What the task asks ::
The response must be made up of the lines in the entries below that contain "JSON".

Supplied data ::
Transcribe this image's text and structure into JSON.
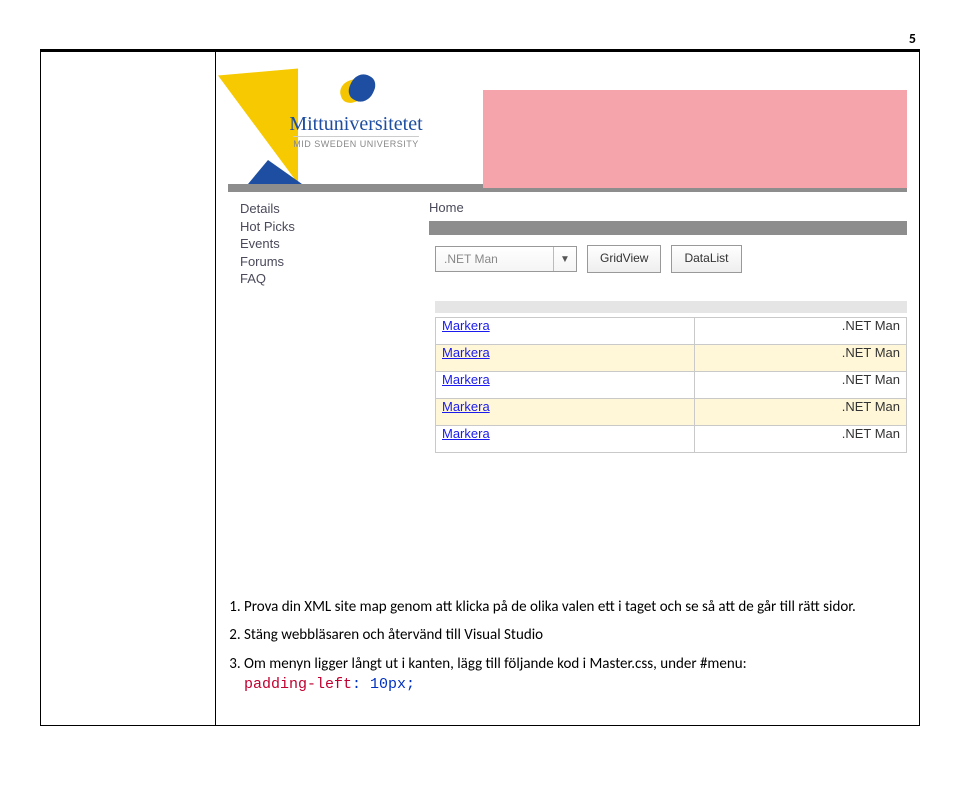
{
  "page_number": "5",
  "logo": {
    "word": "Mittuniversitetet",
    "sub": "MID SWEDEN UNIVERSITY"
  },
  "sidebar": {
    "items": [
      "Details",
      "Hot Picks",
      "Events",
      "Forums",
      "FAQ"
    ]
  },
  "breadcrumb": "Home",
  "controls": {
    "dropdown_value": ".NET Man",
    "button_gridview": "GridView",
    "button_datalist": "DataList"
  },
  "table": {
    "rows": [
      {
        "mark": "Markera",
        "dot": ".NET Man",
        "alt": false
      },
      {
        "mark": "Markera",
        "dot": ".NET Man",
        "alt": true
      },
      {
        "mark": "Markera",
        "dot": ".NET Man",
        "alt": false
      },
      {
        "mark": "Markera",
        "dot": ".NET Man",
        "alt": true
      },
      {
        "mark": "Markera",
        "dot": ".NET Man",
        "alt": false
      }
    ]
  },
  "doc": {
    "items": [
      "Prova din XML site map genom att klicka på de olika valen ett i taget och se så att de går till rätt sidor.",
      "Stäng webbläsaren och återvänd till Visual Studio",
      "Om menyn ligger långt ut i kanten, lägg till följande kod i Master.css, under #menu:"
    ],
    "code_red": "padding-left",
    "code_blue": ": 10px;"
  }
}
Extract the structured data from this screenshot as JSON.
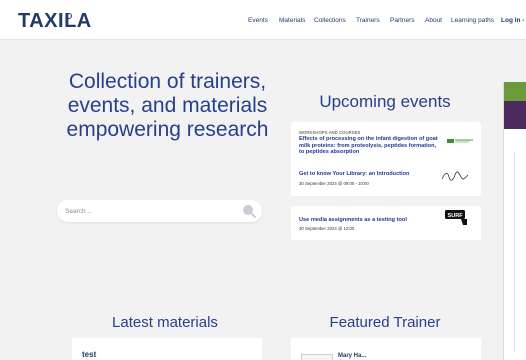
{
  "brand": {
    "logo_text": "TAXILA"
  },
  "nav": {
    "items": [
      "Events",
      "Materials",
      "Collections",
      "Trainers",
      "Partners",
      "About",
      "Learning paths"
    ],
    "login": "Log In -"
  },
  "hero": {
    "title": "Collection of trainers, events, and materials empowering research"
  },
  "search": {
    "placeholder": "Search ..."
  },
  "events": {
    "title": "Upcoming events",
    "items": [
      {
        "tag": "WORKSHOPS AND COURSES",
        "title": "Effects of processing on the infant digestion of goat milk proteins: from proteolysis, peptides formation, to peptides absorption",
        "time": "30 September 2024 @ 08:30 - 10:00",
        "logo": "organization-logo"
      },
      {
        "tag": "",
        "title": "Get to know Your Library: an Introduction",
        "time": "30 September 2024 @ 09:00 - 10:00",
        "logo": "signature-logo"
      },
      {
        "tag": "",
        "title": "Use media assignments as a testing tool",
        "time": "30 September 2024 @ 12:00",
        "logo": "surf-logo"
      }
    ]
  },
  "materials": {
    "title": "Latest materials",
    "items": [
      {
        "title": "test"
      }
    ]
  },
  "trainer": {
    "title": "Featured Trainer",
    "name": "Mary Ha..."
  },
  "colors": {
    "primary": "#27408b",
    "background": "#f2f2f2",
    "card": "#ffffff",
    "accent_green": "#6d9a3a",
    "accent_purple": "#4d2a5e"
  }
}
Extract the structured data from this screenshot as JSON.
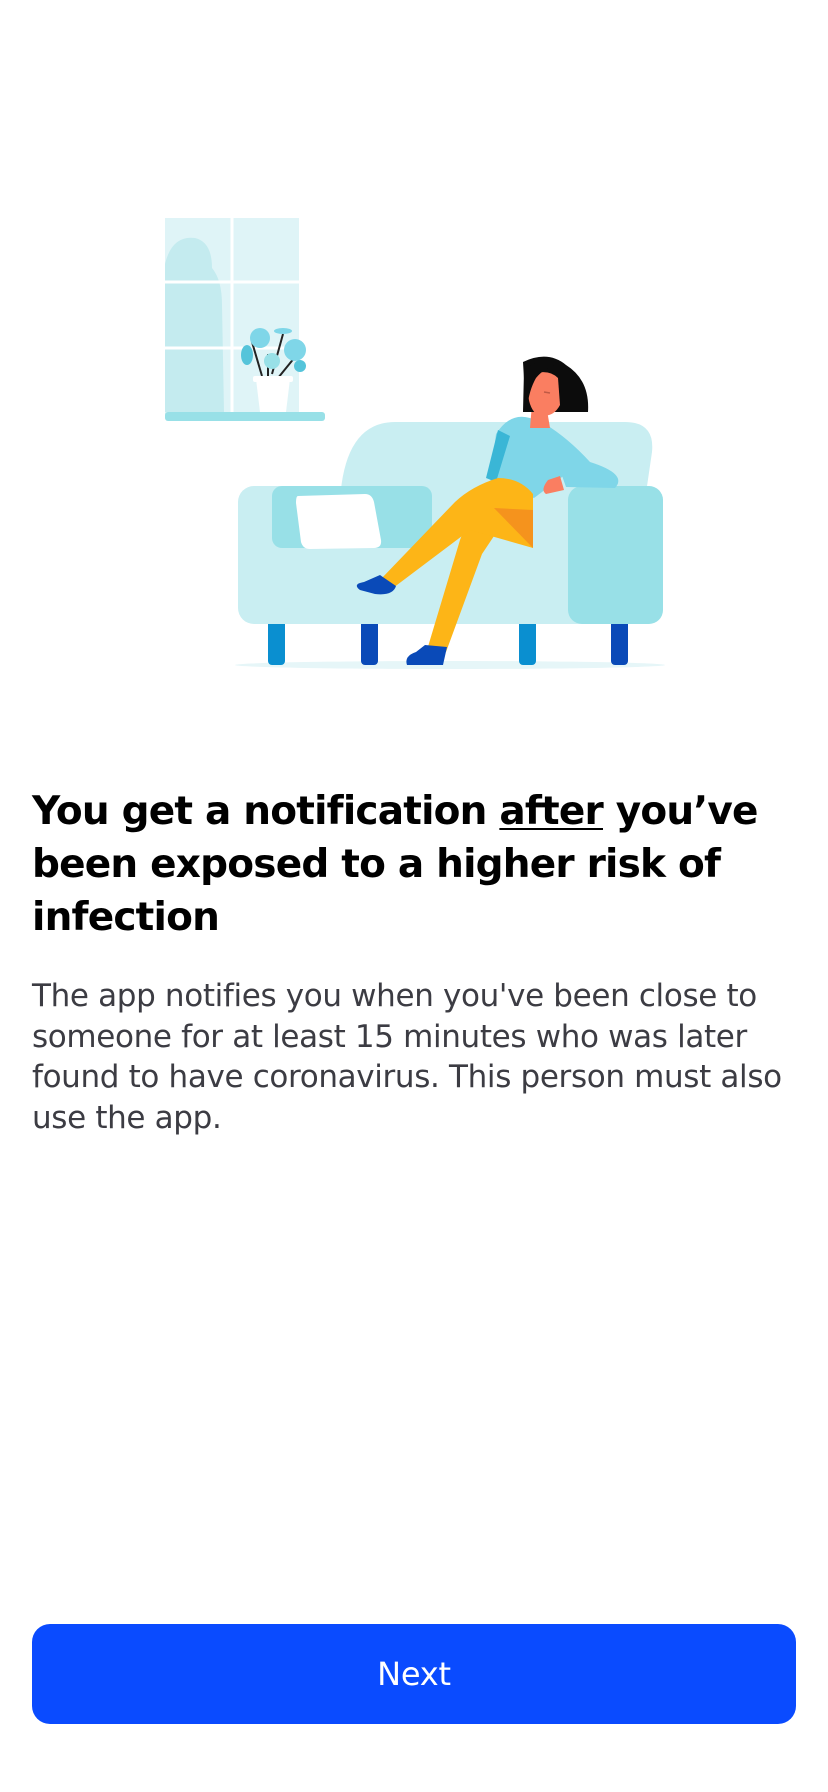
{
  "illustration": {
    "name": "person-relaxing-on-sofa",
    "colors": {
      "window": "#dff4f7",
      "sofa": "#c9eef2",
      "sofa_arm": "#98e0e7",
      "shirt": "#7fd6e8",
      "pants": "#fdb517",
      "skin": "#fa7e61",
      "hair": "#0c0c0c",
      "shoes": "#0a4ab8"
    }
  },
  "onboarding": {
    "headline_part1": "You get a notification ",
    "headline_emphasis": "after",
    "headline_part2": " you’ve been exposed to a higher risk of infection",
    "body": "The app notifies you when you've been close to someone for at least 15 minutes who was later found to have coronavirus. This person must also use the app."
  },
  "actions": {
    "next_label": "Next"
  },
  "colors": {
    "primary": "#0a4bff",
    "body_text": "#3c3c43",
    "background": "#ffffff"
  }
}
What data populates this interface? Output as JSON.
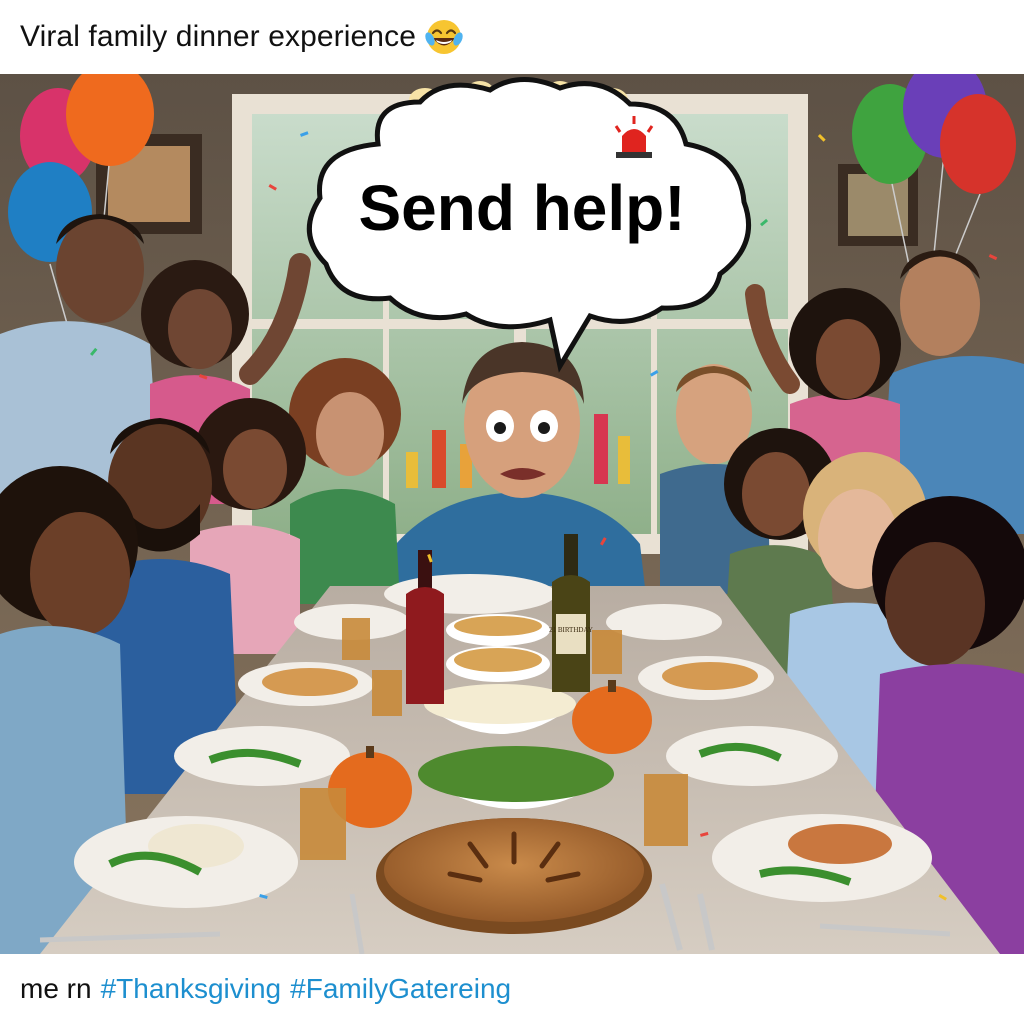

Answer box ::
Transcribe this image's text and structure into JSON.
Extract the structured data from this screenshot as JSON.
Extract the structured data from this screenshot as JSON.
What data populates this interface? Output as JSON.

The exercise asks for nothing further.